WHAT IS EXPECTED :: Pick out each line of the records below that contains the string "button" and copy it out. Case matters.

LISTING ::
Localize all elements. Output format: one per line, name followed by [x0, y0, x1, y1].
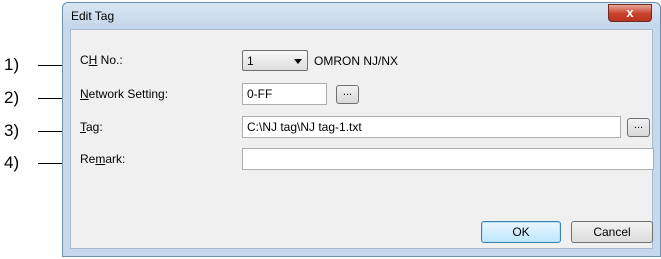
---
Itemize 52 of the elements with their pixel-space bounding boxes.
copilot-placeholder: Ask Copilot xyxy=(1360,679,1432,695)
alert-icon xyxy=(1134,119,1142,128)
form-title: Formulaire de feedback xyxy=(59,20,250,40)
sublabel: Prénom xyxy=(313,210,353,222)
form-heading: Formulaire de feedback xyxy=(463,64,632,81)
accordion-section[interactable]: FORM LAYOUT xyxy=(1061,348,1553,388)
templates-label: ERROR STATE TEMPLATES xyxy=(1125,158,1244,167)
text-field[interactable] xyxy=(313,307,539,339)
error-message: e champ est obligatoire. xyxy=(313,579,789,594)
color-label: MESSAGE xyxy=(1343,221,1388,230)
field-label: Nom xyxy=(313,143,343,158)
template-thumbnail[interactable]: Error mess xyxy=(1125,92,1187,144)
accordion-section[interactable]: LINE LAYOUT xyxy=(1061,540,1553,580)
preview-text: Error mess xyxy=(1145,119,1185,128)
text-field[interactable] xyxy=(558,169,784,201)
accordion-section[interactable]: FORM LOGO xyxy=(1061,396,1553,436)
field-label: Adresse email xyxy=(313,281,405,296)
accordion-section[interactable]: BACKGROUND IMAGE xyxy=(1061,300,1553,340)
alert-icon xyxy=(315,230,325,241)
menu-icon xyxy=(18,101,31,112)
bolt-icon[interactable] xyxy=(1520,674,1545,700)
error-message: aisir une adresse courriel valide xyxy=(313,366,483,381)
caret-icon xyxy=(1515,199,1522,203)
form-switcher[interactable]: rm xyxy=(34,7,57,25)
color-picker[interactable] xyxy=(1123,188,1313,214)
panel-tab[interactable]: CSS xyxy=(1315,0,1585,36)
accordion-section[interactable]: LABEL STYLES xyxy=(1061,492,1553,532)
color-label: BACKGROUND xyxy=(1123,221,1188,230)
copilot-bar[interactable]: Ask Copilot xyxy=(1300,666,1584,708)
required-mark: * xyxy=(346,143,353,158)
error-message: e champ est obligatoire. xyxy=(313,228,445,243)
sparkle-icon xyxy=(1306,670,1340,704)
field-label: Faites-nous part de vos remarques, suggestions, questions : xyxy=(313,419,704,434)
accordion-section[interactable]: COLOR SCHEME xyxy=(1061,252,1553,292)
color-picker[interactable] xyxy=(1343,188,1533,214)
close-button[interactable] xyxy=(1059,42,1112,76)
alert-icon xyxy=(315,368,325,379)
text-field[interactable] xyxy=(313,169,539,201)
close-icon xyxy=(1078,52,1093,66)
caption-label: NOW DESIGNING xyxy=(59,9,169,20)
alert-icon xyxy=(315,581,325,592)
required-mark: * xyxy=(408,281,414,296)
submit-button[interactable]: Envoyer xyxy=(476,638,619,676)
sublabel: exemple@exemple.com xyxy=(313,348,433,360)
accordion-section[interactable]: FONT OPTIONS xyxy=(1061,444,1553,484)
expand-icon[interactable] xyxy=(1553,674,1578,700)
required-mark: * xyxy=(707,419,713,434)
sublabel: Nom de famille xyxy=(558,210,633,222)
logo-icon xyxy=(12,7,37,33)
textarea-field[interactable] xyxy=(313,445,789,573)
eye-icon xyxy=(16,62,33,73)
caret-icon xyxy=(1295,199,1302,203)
...
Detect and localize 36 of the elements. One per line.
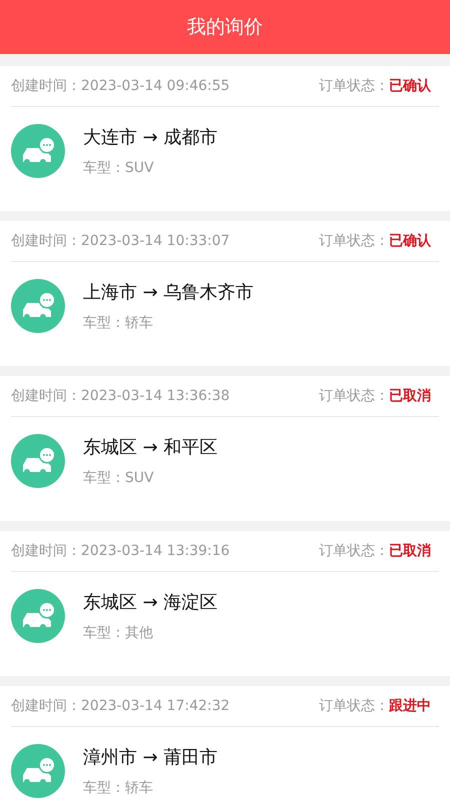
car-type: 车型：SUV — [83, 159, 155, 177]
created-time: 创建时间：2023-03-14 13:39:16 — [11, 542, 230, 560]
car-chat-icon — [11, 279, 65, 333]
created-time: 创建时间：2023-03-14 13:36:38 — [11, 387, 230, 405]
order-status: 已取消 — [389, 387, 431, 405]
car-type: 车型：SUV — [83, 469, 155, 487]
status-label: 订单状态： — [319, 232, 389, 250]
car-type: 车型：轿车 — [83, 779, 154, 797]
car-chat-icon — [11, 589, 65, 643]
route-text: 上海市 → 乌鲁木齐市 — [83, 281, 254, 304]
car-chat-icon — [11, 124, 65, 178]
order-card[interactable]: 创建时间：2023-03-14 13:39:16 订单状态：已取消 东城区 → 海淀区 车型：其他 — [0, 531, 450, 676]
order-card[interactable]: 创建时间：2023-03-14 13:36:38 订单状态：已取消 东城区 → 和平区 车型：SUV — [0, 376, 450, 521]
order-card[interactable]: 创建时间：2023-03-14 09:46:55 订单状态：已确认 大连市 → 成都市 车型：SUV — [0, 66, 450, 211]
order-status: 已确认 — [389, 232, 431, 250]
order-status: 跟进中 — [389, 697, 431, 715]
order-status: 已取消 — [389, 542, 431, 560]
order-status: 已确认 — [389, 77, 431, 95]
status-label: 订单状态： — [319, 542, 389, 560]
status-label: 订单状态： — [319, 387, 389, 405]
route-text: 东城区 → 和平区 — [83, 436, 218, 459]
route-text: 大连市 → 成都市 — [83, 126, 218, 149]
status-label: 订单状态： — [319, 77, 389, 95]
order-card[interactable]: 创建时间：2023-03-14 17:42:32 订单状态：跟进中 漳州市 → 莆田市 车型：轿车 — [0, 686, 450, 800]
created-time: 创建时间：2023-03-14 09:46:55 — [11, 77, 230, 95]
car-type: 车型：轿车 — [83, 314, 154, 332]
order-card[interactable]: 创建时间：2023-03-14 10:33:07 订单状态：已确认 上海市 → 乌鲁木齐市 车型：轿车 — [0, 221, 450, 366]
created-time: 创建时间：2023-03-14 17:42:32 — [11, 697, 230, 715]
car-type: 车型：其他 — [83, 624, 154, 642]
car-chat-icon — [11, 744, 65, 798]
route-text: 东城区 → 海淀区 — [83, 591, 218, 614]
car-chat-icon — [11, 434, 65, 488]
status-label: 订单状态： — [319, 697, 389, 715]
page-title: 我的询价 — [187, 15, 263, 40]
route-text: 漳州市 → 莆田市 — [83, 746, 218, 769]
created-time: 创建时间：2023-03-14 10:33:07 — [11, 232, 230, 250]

SOLUTION FOR THIS EXERCISE ::
close-button[interactable] xyxy=(1059,42,1112,76)
submit-button[interactable]: Envoyer xyxy=(476,638,619,676)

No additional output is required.